### STATED TASK 1
Reproduce the portion of the floating article starting with "(Photo by Matt" and going on through "extend my body. Gone." without any changes.

### DOCUMENT SECTION
## start
My force multiplier: Floating - Philly


Dec. 3, 2014 7:34 am

My force multiplier: Floating

Why RJMetrics UX Designer Matt Monihan, and many other technologists, are so into sensory deprivation tanks.

A float pod.

(Photo by Matt Monihan)

The room is already humid when I walk in.

I step around the tank to shower up and rinse off any dirt or oil clinging to me before I get in. Stepping in is precarious, the bottom of the tank is slippery from all the salt. Once I’m in, I close the lid, lay down, extend my body. Gone.

In water filled with 800 pounds of epsom salt your body floats effortlessly. And, with the water heated to 93 degrees, you can’t tell where you end and the water begins. When you notice this, it can be disorienting. It can feel like you’re floating down a long, calm river when in reality, you’re in a box in Kensington.

I thought, “I guess all that’s left is my mind.”

Like this.

Like this.

I got interested in floating after hearing about it on the Joe Rogan podcast. I had just started meditating once a day. That is, sitting on the floor and focussing only on my breath for about 20 minutes at a time. After a few weeks I was pretty impressed by the results. I was sleeping better, and, more importantly, I became very slow to frustration. I found if there was an obstacle in my way, it didn’t bother me as much as it did in the past. This sounds small, but had a pretty profound impact on my personal and professional life.
## end
### INFORMATION SUPPLIED
## start
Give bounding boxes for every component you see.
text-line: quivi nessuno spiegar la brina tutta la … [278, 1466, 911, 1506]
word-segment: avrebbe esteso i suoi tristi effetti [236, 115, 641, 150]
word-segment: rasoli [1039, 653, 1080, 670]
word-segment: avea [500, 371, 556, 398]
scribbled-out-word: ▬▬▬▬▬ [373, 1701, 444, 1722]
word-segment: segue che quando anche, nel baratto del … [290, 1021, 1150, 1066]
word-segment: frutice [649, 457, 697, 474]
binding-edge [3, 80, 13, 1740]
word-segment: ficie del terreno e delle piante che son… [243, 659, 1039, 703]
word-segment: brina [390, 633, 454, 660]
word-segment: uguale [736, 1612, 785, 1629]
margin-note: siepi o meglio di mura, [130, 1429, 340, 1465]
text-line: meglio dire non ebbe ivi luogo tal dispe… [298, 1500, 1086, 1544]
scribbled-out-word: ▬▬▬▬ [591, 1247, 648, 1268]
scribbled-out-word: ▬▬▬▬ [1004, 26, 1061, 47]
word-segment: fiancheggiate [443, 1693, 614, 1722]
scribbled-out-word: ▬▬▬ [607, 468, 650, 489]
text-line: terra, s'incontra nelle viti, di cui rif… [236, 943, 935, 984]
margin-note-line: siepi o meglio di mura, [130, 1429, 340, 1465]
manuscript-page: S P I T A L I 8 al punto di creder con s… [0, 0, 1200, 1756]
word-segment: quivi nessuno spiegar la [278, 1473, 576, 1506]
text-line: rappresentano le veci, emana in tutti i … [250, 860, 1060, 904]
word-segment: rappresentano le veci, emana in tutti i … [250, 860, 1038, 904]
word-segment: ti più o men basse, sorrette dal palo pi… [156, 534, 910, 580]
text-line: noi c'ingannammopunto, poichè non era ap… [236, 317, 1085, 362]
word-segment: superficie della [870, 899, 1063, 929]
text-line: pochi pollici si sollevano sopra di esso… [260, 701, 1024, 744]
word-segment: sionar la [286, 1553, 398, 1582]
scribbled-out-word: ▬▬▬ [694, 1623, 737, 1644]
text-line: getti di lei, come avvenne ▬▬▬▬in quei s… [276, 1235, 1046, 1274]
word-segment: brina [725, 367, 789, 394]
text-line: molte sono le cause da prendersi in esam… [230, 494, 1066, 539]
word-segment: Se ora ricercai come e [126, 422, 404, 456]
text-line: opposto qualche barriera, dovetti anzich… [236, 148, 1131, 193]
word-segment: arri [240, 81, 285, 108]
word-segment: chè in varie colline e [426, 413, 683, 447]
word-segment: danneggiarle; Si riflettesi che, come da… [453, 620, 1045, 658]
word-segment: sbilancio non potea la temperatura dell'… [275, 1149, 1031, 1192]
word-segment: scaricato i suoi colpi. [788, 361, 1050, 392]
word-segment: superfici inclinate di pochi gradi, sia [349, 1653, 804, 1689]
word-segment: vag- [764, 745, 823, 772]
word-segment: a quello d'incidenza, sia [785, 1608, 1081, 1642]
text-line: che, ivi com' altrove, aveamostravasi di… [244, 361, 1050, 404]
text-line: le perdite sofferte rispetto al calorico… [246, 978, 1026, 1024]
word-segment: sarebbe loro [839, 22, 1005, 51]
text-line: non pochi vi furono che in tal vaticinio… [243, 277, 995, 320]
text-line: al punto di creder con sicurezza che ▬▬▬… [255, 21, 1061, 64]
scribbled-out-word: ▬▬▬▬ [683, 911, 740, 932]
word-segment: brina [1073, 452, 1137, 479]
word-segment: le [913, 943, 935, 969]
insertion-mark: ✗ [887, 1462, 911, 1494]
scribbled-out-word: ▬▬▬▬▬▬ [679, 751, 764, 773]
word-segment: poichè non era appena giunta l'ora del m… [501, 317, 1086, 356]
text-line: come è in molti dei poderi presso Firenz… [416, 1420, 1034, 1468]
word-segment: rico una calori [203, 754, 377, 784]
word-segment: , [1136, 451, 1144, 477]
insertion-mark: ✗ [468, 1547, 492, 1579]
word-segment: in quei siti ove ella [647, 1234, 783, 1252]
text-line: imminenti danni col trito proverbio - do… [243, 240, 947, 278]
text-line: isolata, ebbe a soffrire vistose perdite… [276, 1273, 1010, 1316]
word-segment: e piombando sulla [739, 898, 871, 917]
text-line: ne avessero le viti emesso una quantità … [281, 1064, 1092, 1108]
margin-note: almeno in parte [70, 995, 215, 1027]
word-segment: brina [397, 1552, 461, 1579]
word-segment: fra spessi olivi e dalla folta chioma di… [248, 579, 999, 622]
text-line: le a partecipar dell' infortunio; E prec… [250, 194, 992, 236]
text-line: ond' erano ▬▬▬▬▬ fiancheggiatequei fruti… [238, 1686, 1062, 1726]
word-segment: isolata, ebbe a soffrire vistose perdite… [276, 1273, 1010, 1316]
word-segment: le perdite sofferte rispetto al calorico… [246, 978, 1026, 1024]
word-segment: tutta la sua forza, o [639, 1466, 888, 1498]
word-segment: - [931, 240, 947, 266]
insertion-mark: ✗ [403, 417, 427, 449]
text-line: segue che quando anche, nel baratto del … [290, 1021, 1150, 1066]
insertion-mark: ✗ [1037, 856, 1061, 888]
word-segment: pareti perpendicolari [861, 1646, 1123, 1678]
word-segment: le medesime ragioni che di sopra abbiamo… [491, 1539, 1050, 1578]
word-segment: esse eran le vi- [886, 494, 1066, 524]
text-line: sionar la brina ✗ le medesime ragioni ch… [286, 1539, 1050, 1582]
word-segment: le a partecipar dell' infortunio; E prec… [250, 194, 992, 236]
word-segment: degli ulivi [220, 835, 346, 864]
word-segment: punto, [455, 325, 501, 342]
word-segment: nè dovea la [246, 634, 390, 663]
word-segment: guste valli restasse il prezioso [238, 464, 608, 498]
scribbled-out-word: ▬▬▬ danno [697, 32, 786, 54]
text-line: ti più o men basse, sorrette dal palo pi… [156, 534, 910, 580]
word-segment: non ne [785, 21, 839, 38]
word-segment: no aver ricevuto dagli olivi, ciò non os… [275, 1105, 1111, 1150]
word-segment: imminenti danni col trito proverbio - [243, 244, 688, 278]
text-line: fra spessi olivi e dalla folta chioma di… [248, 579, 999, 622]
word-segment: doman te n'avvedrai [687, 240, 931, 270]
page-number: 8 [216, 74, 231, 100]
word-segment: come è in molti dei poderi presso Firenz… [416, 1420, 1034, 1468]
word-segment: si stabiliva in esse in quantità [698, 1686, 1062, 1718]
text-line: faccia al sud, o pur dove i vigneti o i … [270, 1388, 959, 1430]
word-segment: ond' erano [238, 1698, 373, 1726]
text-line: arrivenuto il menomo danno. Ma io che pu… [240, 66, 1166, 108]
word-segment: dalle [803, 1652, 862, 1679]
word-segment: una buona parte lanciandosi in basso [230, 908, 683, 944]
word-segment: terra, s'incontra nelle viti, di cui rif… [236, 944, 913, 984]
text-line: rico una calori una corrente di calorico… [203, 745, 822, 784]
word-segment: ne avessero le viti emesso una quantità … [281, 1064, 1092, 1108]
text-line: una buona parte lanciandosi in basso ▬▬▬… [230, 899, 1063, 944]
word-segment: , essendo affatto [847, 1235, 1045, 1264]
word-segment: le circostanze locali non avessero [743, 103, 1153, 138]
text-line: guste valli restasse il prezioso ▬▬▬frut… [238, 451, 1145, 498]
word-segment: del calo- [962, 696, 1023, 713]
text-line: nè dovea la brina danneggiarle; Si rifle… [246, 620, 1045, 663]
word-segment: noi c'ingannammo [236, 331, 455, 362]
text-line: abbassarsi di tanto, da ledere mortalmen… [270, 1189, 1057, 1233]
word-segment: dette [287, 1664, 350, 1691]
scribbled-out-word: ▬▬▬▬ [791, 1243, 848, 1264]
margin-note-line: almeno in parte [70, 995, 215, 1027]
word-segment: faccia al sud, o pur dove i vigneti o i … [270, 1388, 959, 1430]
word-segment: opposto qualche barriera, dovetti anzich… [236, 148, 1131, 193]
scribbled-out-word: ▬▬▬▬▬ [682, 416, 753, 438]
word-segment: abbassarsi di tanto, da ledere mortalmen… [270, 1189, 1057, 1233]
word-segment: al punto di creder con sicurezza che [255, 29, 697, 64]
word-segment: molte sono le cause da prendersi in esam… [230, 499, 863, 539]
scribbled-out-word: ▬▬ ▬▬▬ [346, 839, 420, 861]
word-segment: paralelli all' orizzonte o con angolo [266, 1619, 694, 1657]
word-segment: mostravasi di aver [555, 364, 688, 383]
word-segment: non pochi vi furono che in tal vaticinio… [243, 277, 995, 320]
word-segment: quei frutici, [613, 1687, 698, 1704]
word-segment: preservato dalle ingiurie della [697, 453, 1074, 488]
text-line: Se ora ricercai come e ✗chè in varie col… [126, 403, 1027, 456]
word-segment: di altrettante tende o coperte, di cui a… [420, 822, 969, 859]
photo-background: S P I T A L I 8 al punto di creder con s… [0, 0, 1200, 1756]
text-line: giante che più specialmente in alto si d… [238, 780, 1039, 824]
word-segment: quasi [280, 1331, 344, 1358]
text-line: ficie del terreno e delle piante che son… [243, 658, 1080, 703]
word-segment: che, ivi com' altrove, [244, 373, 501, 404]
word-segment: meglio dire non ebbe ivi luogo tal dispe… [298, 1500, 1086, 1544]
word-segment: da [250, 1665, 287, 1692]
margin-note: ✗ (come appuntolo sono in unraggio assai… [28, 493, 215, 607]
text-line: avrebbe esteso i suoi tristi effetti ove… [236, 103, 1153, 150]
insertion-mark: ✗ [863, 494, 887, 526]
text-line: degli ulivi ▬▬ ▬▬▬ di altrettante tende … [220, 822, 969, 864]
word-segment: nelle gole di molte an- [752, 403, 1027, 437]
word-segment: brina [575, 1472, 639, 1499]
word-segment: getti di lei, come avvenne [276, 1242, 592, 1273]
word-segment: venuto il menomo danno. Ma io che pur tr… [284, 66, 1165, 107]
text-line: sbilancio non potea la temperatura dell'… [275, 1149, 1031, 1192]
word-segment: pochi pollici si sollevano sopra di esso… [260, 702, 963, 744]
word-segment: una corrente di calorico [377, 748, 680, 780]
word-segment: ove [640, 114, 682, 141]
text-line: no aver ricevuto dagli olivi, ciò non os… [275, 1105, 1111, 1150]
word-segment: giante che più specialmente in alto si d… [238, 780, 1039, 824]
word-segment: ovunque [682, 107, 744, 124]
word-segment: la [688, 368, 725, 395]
## end
### STATED TASK 2
Please rewrite the entries starting with the first line and going on through the line with "word-segment: uguale [736, 1612, 785, 1629]", swapping "word-segment" for "word-fragment" wherever it occurs and keeping everything else the same.

### CORRECT RESULT 1
(Photo by Matt Monihan)

The room is already humid when I walk in.

I step around the tank to shower up and rinse off any dirt or oil clinging to me before I get in. Stepping in is precarious, the bottom of the tank is slippery from all the salt. Once I’m in, I close the lid, lay down, extend my body. Gone.

### CORRECT RESULT 2
Give bounding boxes for every component you see.
text-line: quivi nessuno spiegar la brina tutta la … [278, 1466, 911, 1506]
word-fragment: avrebbe esteso i suoi tristi effetti [236, 115, 641, 150]
word-fragment: rasoli [1039, 653, 1080, 670]
word-fragment: avea [500, 371, 556, 398]
scribbled-out-word: ▬▬▬▬▬ [373, 1701, 444, 1722]
word-fragment: segue che quando anche, nel baratto del … [290, 1021, 1150, 1066]
word-fragment: frutice [649, 457, 697, 474]
binding-edge [3, 80, 13, 1740]
word-fragment: ficie del terreno e delle piante che son… [243, 659, 1039, 703]
word-fragment: brina [390, 633, 454, 660]
word-fragment: uguale [736, 1612, 785, 1629]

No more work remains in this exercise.